### Given task
Every record below should be printed exactly as it appears.

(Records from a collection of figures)
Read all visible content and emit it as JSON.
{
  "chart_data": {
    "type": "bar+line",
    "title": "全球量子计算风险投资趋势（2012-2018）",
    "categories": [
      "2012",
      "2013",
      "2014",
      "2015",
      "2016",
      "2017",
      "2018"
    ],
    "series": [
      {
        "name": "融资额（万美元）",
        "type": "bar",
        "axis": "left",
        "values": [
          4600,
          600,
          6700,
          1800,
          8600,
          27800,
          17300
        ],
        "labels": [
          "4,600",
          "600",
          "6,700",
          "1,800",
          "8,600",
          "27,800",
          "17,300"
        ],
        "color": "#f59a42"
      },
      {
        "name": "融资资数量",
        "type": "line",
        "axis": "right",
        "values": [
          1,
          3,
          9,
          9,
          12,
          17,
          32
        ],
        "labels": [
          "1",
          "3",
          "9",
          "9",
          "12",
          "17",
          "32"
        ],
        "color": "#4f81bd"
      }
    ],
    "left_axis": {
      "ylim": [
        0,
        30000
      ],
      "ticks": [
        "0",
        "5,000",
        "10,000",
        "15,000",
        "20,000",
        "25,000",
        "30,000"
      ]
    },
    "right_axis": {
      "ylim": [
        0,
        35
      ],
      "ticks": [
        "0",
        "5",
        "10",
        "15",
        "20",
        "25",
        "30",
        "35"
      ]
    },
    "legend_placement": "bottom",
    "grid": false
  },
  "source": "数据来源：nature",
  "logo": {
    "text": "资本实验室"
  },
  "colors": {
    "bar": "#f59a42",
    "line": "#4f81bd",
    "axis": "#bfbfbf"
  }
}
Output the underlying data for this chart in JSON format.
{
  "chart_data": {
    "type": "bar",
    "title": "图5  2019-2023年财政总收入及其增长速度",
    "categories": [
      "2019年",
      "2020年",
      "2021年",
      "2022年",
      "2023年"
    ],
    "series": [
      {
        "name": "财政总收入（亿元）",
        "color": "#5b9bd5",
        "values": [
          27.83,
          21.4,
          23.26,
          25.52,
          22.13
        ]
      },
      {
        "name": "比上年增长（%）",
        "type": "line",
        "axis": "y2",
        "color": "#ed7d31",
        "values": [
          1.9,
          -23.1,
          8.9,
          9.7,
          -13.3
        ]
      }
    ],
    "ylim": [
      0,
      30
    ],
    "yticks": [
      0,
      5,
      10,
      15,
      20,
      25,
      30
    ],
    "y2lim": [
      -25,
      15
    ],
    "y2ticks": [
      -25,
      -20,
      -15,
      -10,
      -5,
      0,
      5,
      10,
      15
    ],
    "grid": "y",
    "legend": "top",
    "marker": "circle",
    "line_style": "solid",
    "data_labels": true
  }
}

### Complete response
Read all visible content and emit it as JSON.
{
  "chart_data": {
    "type": "bar+line",
    "title": "全球量子计算风险投资趋势（2012-2018）",
    "categories": [
      "2012",
      "2013",
      "2014",
      "2015",
      "2016",
      "2017",
      "2018"
    ],
    "series": [
      {
        "name": "融资额（万美元）",
        "type": "bar",
        "axis": "left",
        "values": [
          4600,
          600,
          6700,
          1800,
          8600,
          27800,
          17300
        ],
        "labels": [
          "4,600",
          "600",
          "6,700",
          "1,800",
          "8,600",
          "27,800",
          "17,300"
        ],
        "color": "#f59a42"
      },
      {
        "name": "融资资数量",
        "type": "line",
        "axis": "right",
        "values": [
          1,
          3,
          9,
          9,
          12,
          17,
          32
        ],
        "labels": [
          "1",
          "3",
          "9",
          "9",
          "12",
          "17",
          "32"
        ],
        "color": "#4f81bd"
      }
    ],
    "left_axis": {
      "ylim": [
        0,
        30000
      ],
      "ticks": [
        "0",
        "5,000",
        "10,000",
        "15,000",
        "20,000",
        "25,000",
        "30,000"
      ]
    },
    "right_axis": {
      "ylim": [
        0,
        35
      ],
      "ticks": [
        "0",
        "5",
        "10",
        "15",
        "20",
        "25",
        "30",
        "35"
      ]
    },
    "legend_placement": "bottom",
    "grid": false
  },
  "source": "数据来源：nature",
  "logo": {
    "text": "资本实验室"
  },
  "colors": {
    "bar": "#f59a42",
    "line": "#4f81bd",
    "axis": "#bfbfbf"
  }
}
Output the underlying data for this chart in JSON format.
{
  "chart_data": {
    "type": "bar",
    "title": "图5  2019-2023年财政总收入及其增长速度",
    "categories": [
      "2019年",
      "2020年",
      "2021年",
      "2022年",
      "2023年"
    ],
    "series": [
      {
        "name": "财政总收入（亿元）",
        "color": "#5b9bd5",
        "values": [
          27.83,
          21.4,
          23.26,
          25.52,
          22.13
        ]
      },
      {
        "name": "比上年增长（%）",
        "type": "line",
        "axis": "y2",
        "color": "#ed7d31",
        "values": [
          1.9,
          -23.1,
          8.9,
          9.7,
          -13.3
        ]
      }
    ],
    "ylim": [
      0,
      30
    ],
    "yticks": [
      0,
      5,
      10,
      15,
      20,
      25,
      30
    ],
    "y2lim": [
      -25,
      15
    ],
    "y2ticks": [
      -25,
      -20,
      -15,
      -10,
      -5,
      0,
      5,
      10,
      15
    ],
    "grid": "y",
    "legend": "top",
    "marker": "circle",
    "line_style": "solid",
    "data_labels": true
  }
}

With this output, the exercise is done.